● **Written request**
Quote exactly the lines running from the line with "Read all visible content and emit it as JSON." to the end of the entries, including both, and nothing else.
── Extracted entries ──
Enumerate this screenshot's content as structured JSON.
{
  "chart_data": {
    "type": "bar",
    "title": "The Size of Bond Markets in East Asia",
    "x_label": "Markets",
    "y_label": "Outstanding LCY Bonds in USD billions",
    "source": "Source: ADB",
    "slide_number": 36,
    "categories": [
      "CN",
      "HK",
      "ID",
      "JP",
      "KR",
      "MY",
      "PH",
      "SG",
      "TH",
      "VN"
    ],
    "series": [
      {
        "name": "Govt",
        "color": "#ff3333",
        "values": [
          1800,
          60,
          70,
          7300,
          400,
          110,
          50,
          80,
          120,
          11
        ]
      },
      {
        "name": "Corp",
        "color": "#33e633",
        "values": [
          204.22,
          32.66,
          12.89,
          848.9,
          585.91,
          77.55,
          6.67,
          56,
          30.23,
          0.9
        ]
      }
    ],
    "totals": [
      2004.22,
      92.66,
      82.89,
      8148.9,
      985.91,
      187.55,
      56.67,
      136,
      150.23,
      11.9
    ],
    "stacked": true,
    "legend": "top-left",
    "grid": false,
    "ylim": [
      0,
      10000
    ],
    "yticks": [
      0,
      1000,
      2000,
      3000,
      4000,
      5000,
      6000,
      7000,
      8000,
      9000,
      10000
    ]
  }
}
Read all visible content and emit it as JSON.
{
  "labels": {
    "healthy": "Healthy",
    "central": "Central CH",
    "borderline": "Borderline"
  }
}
───
● **Correct output**
Read all visible content and emit it as JSON.
{
  "labels": {
    "healthy": "Healthy",
    "central": "Central CH",
    "borderline": "Borderline"
  }
}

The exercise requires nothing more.